> _Your task_: Looking at the listing beneath, work out how many lines hold "name" and report only that figure.

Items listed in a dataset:
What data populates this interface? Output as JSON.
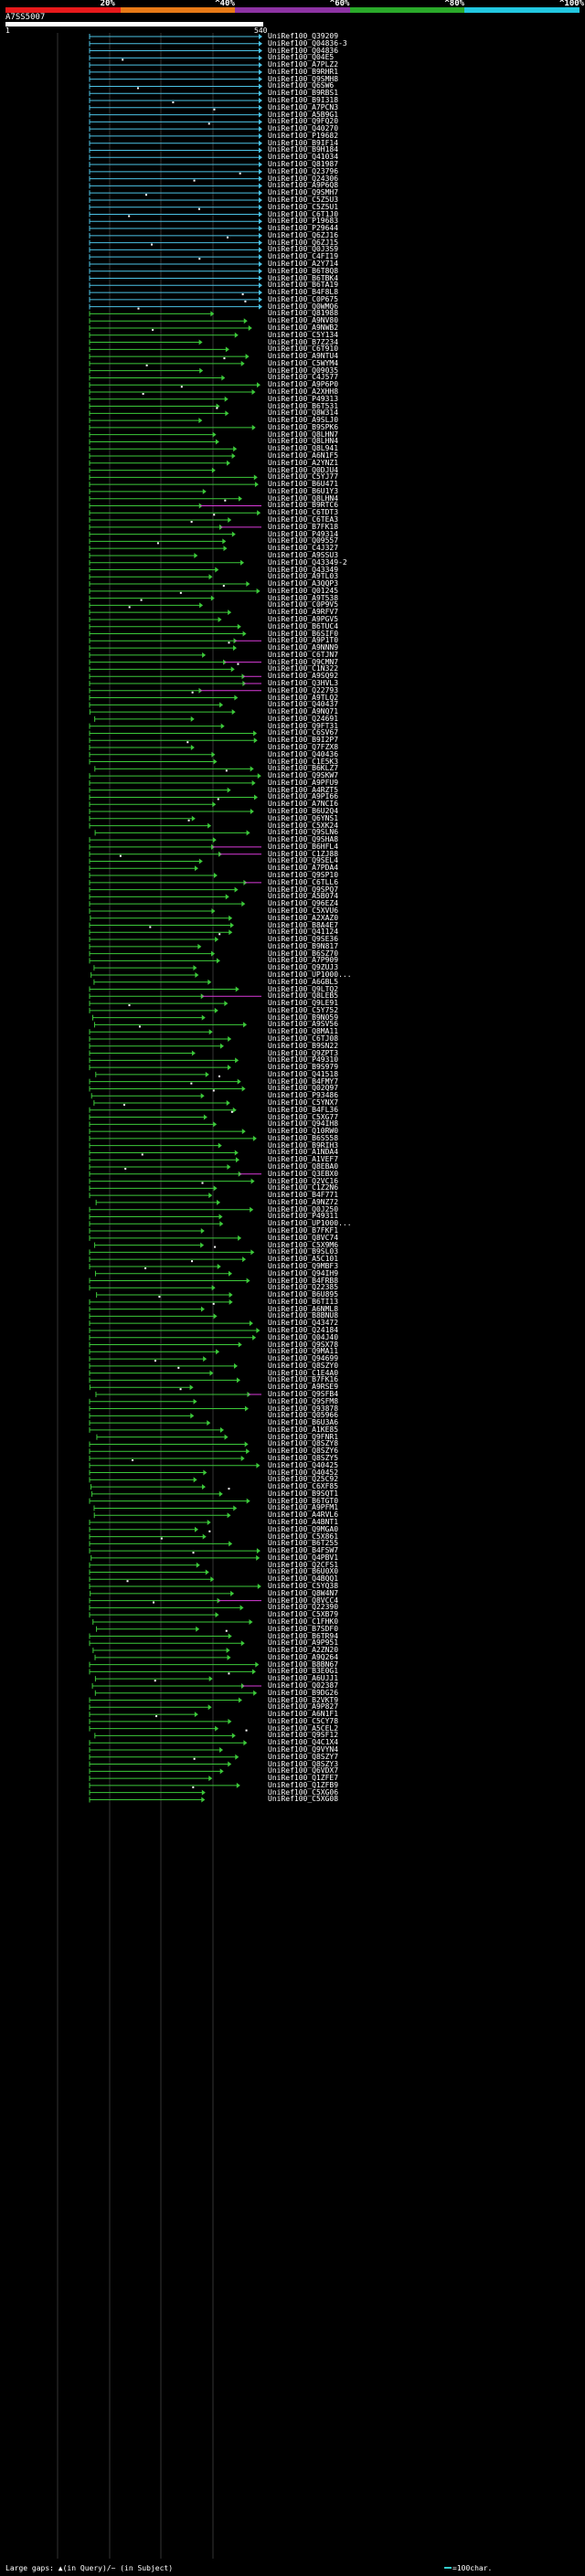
{
  "legend": {
    "segments": [
      {
        "name": "red",
        "color": "#e8191b"
      },
      {
        "name": "orange",
        "color": "#e87a17"
      },
      {
        "name": "purple",
        "color": "#8e33a4"
      },
      {
        "name": "green",
        "color": "#2aa92a"
      },
      {
        "name": "cyan",
        "color": "#22c7e0"
      }
    ],
    "labels": [
      "20%",
      "^40%",
      "^60%",
      "^80%",
      "^100%"
    ]
  },
  "query": {
    "title": "A7SS5007",
    "start": "1",
    "end": "540"
  },
  "colors": {
    "cyan": "#4cc3e6",
    "green": "#3cc93a",
    "magenta": "#d93bd9",
    "grid": "#333333"
  },
  "footer": {
    "large_gaps": "Large gaps: ▲(in Query)/~ (in Subject)",
    "scale_key": "=100char."
  },
  "hits": [
    "UniRef100_Q39209",
    "UniRef100_Q04836-3",
    "UniRef100_Q04836",
    "UniRef100_Q04E5",
    "UniRef100_A7PLZ2",
    "UniRef100_B9RHR1",
    "UniRef100_Q9SMH8",
    "UniRef100_Q6SW6",
    "UniRef100_B9RBS1",
    "UniRef100_B9I318",
    "UniRef100_A7PCN3",
    "UniRef100_A5B9G1",
    "UniRef100_Q9FQ20",
    "UniRef100_Q40270",
    "UniRef100_P19682",
    "UniRef100_B9IF14",
    "UniRef100_B9H184",
    "UniRef100_Q41034",
    "UniRef100_Q81987",
    "UniRef100_Q23796",
    "UniRef100_Q24306",
    "UniRef100_A9P6Q8",
    "UniRef100_Q9SMH7",
    "UniRef100_C5Z5U3",
    "UniRef100_C5Z5U1",
    "UniRef100_C6T1J0",
    "UniRef100_P19683",
    "UniRef100_P29644",
    "UniRef100_Q6ZJ16",
    "UniRef100_Q6ZJ15",
    "UniRef100_Q0J3S9",
    "UniRef100_C4FI19",
    "UniRef100_A2Y714",
    "UniRef100_B6T8Q8",
    "UniRef100_B6TBK4",
    "UniRef100_B6TA19",
    "UniRef100_B4F8L8",
    "UniRef100_C0P675",
    "UniRef100_Q0WMQ6",
    "UniRef100_Q81988",
    "UniRef100_A9NV80",
    "UniRef100_A9NWB2",
    "UniRef100_C5Y134",
    "UniRef100_B7Z234",
    "UniRef100_C6T910",
    "UniRef100_A9NTU4",
    "UniRef100_C5WYM4",
    "UniRef100_Q09035",
    "UniRef100_C4J577",
    "UniRef100_A9P6P0",
    "UniRef100_A2XHH8",
    "UniRef100_P49313",
    "UniRef100_B6T531",
    "UniRef100_Q8W314",
    "UniRef100_A9SLJ0",
    "UniRef100_B9SPK6",
    "UniRef100_Q8LHN7",
    "UniRef100_Q8LHN4",
    "UniRef100_Q8L941",
    "UniRef100_A6N1F5",
    "UniRef100_A2YNZ1",
    "UniRef100_Q0DJU4",
    "UniRef100_C5YJ77",
    "UniRef100_B6U471",
    "UniRef100_B6U1Y3",
    "UniRef100_Q8LHN4",
    "UniRef100_B9RTC6",
    "UniRef100_C6TDT3",
    "UniRef100_C6TEA3",
    "UniRef100_B7FK18",
    "UniRef100_P49314",
    "UniRef100_Q09557",
    "UniRef100_C4J327",
    "UniRef100_A9SSU3",
    "UniRef100_Q43349-2",
    "UniRef100_Q43349",
    "UniRef100_A9TL03",
    "UniRef100_A3QQP3",
    "UniRef100_Q01245",
    "UniRef100_A9T538",
    "UniRef100_C0P9V5",
    "UniRef100_A9RFV7",
    "UniRef100_A9PGV5",
    "UniRef100_B6TUC4",
    "UniRef100_B6SIF0",
    "UniRef100_A9P1T0",
    "UniRef100_A9NNN9",
    "UniRef100_C6TJN7",
    "UniRef100_Q9CMN7",
    "UniRef100_C1N322",
    "UniRef100_A9SQ92",
    "UniRef100_Q3HVL3",
    "UniRef100_Q22793",
    "UniRef100_A9TLQ2",
    "UniRef100_Q40437",
    "UniRef100_A9NQ71",
    "UniRef100_Q24691",
    "UniRef100_Q9FT31",
    "UniRef100_C6SV67",
    "UniRef100_B9I2P7",
    "UniRef100_Q7FZX8",
    "UniRef100_Q40436",
    "UniRef100_C1E5K3",
    "UniRef100_B6KLZ7",
    "UniRef100_Q9SKW7",
    "UniRef100_A9PFU9",
    "UniRef100_A4RZT5",
    "UniRef100_A9PI66",
    "UniRef100_A7NCI6",
    "UniRef100_B6U2Q4",
    "UniRef100_Q6YNS1",
    "UniRef100_C5XK24",
    "UniRef100_Q9SLN6",
    "UniRef100_Q9SHA8",
    "UniRef100_B6HFL4",
    "UniRef100_C1ZJ88",
    "UniRef100_Q9SEL4",
    "UniRef100_A7PDA4",
    "UniRef100_Q9SP10",
    "UniRef100_C6TLL6",
    "UniRef100_Q9SPQ7",
    "UniRef100_A5B074",
    "UniRef100_Q96EZ4",
    "UniRef100_C5XVU6",
    "UniRef100_A2XAZ0",
    "UniRef100_B8A4E7",
    "UniRef100_Q41124",
    "UniRef100_Q9SE36",
    "UniRef100_B9N817",
    "UniRef100_B6SZ70",
    "UniRef100_A7P909",
    "UniRef100_Q9ZUJ3",
    "UniRef100_UP1000...",
    "UniRef100_A6GBL5",
    "UniRef100_Q9LTQ2",
    "UniRef100_Q8LEB5",
    "UniRef100_Q9LE91",
    "UniRef100_C5Y752",
    "UniRef100_B9N059",
    "UniRef100_A9SV56",
    "UniRef100_Q8MA11",
    "UniRef100_C6TJ08",
    "UniRef100_B9SN22",
    "UniRef100_Q9ZPT3",
    "UniRef100_P49310",
    "UniRef100_B9S979",
    "UniRef100_Q41518",
    "UniRef100_B4FMY7",
    "UniRef100_Q02Q97",
    "UniRef100_P93486",
    "UniRef100_C5YNX7",
    "UniRef100_B4FL36",
    "UniRef100_C5XG77",
    "UniRef100_Q94IH8",
    "UniRef100_Q10RW0",
    "UniRef100_B6S558",
    "UniRef100_B9RIH3",
    "UniRef100_A1NDA4",
    "UniRef100_A1VEF7",
    "UniRef100_Q8EBA0",
    "UniRef100_Q3EBX0",
    "UniRef100_Q2VC16",
    "UniRef100_C1Z2N6",
    "UniRef100_B4F771",
    "UniRef100_A9NZ72",
    "UniRef100_Q0J250",
    "UniRef100_P49311",
    "UniRef100_UP1000...",
    "UniRef100_B7FKF1",
    "UniRef100_Q8VC74",
    "UniRef100_C5X9M6",
    "UniRef100_B9SL03",
    "UniRef100_A5C101",
    "UniRef100_Q9MBF3",
    "UniRef100_Q94IH9",
    "UniRef100_B4FRB8",
    "UniRef100_Q22385",
    "UniRef100_B6U895",
    "UniRef100_B6TI13",
    "UniRef100_A6NML8",
    "UniRef100_B8BNU8",
    "UniRef100_Q43472",
    "UniRef100_Q24184",
    "UniRef100_Q04J40",
    "UniRef100_Q9SX78",
    "UniRef100_Q9MA11",
    "UniRef100_Q94699",
    "UniRef100_Q8SZY0",
    "UniRef100_C1E4A0",
    "UniRef100_B7FK16",
    "UniRef100_A9RSE9",
    "UniRef100_Q9SFB4",
    "UniRef100_Q9SFM8",
    "UniRef100_Q93878",
    "UniRef100_Q05966",
    "UniRef100_B6U3A6",
    "UniRef100_A1KE85",
    "UniRef100_Q9FNR1",
    "UniRef100_Q8SZY8",
    "UniRef100_Q8SZY6",
    "UniRef100_Q8SZY5",
    "UniRef100_Q40425",
    "UniRef100_Q40452",
    "UniRef100_Q25C92",
    "UniRef100_C6XF85",
    "UniRef100_B9SQT1",
    "UniRef100_B6TGT0",
    "UniRef100_A9PFM1",
    "UniRef100_A4RVL6",
    "UniRef100_A4BNT1",
    "UniRef100_Q9MGA0",
    "UniRef100_C5X861",
    "UniRef100_B6T255",
    "UniRef100_B4FSW7",
    "UniRef100_Q4PBV1",
    "UniRef100_Q2CFS1",
    "UniRef100_B6U0X0",
    "UniRef100_Q4BQQ1",
    "UniRef100_C5YQ38",
    "UniRef100_Q8W4N7",
    "UniRef100_Q8VCC4",
    "UniRef100_Q22390",
    "UniRef100_C5XB79",
    "UniRef100_C1FHK0",
    "UniRef100_B7SDF0",
    "UniRef100_B6TR94",
    "UniRef100_A9P951",
    "UniRef100_A2ZN20",
    "UniRef100_A9Q264",
    "UniRef100_B8BN67",
    "UniRef100_B3E0G1",
    "UniRef100_A6UJJ1",
    "UniRef100_Q02387",
    "UniRef100_B9DG26",
    "UniRef100_B2VKT9",
    "UniRef100_A9P827",
    "UniRef100_A6N1F1",
    "UniRef100_C5CY78",
    "UniRef100_A5CEL2",
    "UniRef100_Q9SF12",
    "UniRef100_Q4C1X4",
    "UniRef100_Q9VYN4",
    "UniRef100_Q8SZY7",
    "UniRef100_Q8SZY3",
    "UniRef100_Q6VDX7",
    "UniRef100_Q1ZFE7",
    "UniRef100_Q1ZFB9",
    "UniRef100_C5XG06",
    "UniRef100_C5XG08"
  ]
}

> _Exercise output_: 5